> **SHORT TASK**
Write the data out again in full, with no departure from the original.

> **AVAILABLE RECORDS**
┄┄┄┄┄┄
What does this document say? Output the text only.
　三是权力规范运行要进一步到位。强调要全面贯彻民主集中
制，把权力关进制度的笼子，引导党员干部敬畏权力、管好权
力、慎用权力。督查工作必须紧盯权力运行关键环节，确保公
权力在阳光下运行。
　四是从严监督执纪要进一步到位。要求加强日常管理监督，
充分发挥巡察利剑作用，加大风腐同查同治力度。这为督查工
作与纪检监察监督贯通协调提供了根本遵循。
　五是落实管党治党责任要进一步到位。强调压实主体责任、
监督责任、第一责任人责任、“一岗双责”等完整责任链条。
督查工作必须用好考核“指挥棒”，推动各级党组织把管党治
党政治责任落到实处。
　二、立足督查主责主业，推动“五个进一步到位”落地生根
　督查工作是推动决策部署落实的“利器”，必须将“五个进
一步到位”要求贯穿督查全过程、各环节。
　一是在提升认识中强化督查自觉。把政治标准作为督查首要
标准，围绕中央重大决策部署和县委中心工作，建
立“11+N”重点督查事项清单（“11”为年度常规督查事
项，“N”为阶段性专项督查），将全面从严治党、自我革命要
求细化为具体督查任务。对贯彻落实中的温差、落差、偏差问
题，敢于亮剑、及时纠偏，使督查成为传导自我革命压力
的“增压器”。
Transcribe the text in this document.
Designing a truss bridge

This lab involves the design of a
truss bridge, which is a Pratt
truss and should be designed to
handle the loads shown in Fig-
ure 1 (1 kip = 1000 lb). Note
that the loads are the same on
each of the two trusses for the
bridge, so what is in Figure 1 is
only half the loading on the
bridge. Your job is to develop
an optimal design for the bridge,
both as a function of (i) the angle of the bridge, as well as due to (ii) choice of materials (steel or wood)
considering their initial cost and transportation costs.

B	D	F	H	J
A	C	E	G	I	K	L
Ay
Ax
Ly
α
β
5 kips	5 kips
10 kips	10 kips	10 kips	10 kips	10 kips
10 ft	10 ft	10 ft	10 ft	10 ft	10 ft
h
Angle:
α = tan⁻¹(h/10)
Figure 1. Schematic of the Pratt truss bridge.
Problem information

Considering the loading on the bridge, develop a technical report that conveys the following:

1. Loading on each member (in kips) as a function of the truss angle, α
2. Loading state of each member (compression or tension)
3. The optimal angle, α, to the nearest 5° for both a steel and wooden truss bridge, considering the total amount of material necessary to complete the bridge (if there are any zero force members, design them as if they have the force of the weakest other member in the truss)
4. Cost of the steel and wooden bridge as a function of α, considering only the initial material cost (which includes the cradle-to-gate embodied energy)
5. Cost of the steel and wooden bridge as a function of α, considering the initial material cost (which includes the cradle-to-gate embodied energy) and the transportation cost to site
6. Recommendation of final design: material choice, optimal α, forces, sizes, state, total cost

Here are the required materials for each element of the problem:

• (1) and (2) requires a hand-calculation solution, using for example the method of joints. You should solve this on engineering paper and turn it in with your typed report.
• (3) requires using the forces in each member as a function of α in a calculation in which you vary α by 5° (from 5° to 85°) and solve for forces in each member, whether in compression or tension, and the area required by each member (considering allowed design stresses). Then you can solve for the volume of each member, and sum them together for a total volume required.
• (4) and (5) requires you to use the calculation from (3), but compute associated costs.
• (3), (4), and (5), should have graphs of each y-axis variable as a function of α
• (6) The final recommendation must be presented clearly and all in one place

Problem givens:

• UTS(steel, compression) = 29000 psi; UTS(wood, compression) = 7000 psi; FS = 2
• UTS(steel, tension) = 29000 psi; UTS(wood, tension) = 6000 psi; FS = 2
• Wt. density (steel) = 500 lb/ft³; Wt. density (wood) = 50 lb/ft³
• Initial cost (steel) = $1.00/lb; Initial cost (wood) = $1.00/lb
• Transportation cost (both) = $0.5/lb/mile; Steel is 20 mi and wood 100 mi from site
┄┄┄┄┄┄
> **TASK RESULT**
What does this document say? Output the text only.
　三是权力规范运行要进一步到位。强调要全面贯彻民主集中
制，把权力关进制度的笼子，引导党员干部敬畏权力、管好权
力、慎用权力。督查工作必须紧盯权力运行关键环节，确保公
权力在阳光下运行。
　四是从严监督执纪要进一步到位。要求加强日常管理监督，
充分发挥巡察利剑作用，加大风腐同查同治力度。这为督查工
作与纪检监察监督贯通协调提供了根本遵循。
　五是落实管党治党责任要进一步到位。强调压实主体责任、
监督责任、第一责任人责任、“一岗双责”等完整责任链条。
督查工作必须用好考核“指挥棒”，推动各级党组织把管党治
党政治责任落到实处。
　二、立足督查主责主业，推动“五个进一步到位”落地生根
　督查工作是推动决策部署落实的“利器”，必须将“五个进
一步到位”要求贯穿督查全过程、各环节。
　一是在提升认识中强化督查自觉。把政治标准作为督查首要
标准，围绕中央重大决策部署和县委中心工作，建
立“11+N”重点督查事项清单（“11”为年度常规督查事
项，“N”为阶段性专项督查），将全面从严治党、自我革命要
求细化为具体督查任务。对贯彻落实中的温差、落差、偏差问
题，敢于亮剑、及时纠偏，使督查成为传导自我革命压力
的“增压器”。
Transcribe the text in this document.
Designing a truss bridge

This lab involves the design of a
truss bridge, which is a Pratt
truss and should be designed to
handle the loads shown in Fig-
ure 1 (1 kip = 1000 lb). Note
that the loads are the same on
each of the two trusses for the
bridge, so what is in Figure 1 is
only half the loading on the
bridge. Your job is to develop
an optimal design for the bridge,
both as a function of (i) the angle of the bridge, as well as due to (ii) choice of materials (steel or wood)
considering their initial cost and transportation costs.

B	D	F	H	J
A	C	E	G	I	K	L
Ay
Ax
Ly
α
β
5 kips	5 kips
10 kips	10 kips	10 kips	10 kips	10 kips
10 ft	10 ft	10 ft	10 ft	10 ft	10 ft
h
Angle:
α = tan⁻¹(h/10)
Figure 1. Schematic of the Pratt truss bridge.
Problem information

Considering the loading on the bridge, develop a technical report that conveys the following:

1. Loading on each member (in kips) as a function of the truss angle, α
2. Loading state of each member (compression or tension)
3. The optimal angle, α, to the nearest 5° for both a steel and wooden truss bridge, considering the total amount of material necessary to complete the bridge (if there are any zero force members, design them as if they have the force of the weakest other member in the truss)
4. Cost of the steel and wooden bridge as a function of α, considering only the initial material cost (which includes the cradle-to-gate embodied energy)
5. Cost of the steel and wooden bridge as a function of α, considering the initial material cost (which includes the cradle-to-gate embodied energy) and the transportation cost to site
6. Recommendation of final design: material choice, optimal α, forces, sizes, state, total cost

Here are the required materials for each element of the problem:

• (1) and (2) requires a hand-calculation solution, using for example the method of joints. You should solve this on engineering paper and turn it in with your typed report.
• (3) requires using the forces in each member as a function of α in a calculation in which you vary α by 5° (from 5° to 85°) and solve for forces in each member, whether in compression or tension, and the area required by each member (considering allowed design stresses). Then you can solve for the volume of each member, and sum them together for a total volume required.
• (4) and (5) requires you to use the calculation from (3), but compute associated costs.
• (3), (4), and (5), should have graphs of each y-axis variable as a function of α
• (6) The final recommendation must be presented clearly and all in one place

Problem givens:

• UTS(steel, compression) = 29000 psi; UTS(wood, compression) = 7000 psi; FS = 2
• UTS(steel, tension) = 29000 psi; UTS(wood, tension) = 6000 psi; FS = 2
• Wt. density (steel) = 500 lb/ft³; Wt. density (wood) = 50 lb/ft³
• Initial cost (steel) = $1.00/lb; Initial cost (wood) = $1.00/lb
• Transportation cost (both) = $0.5/lb/mile; Steel is 20 mi and wood 100 mi from site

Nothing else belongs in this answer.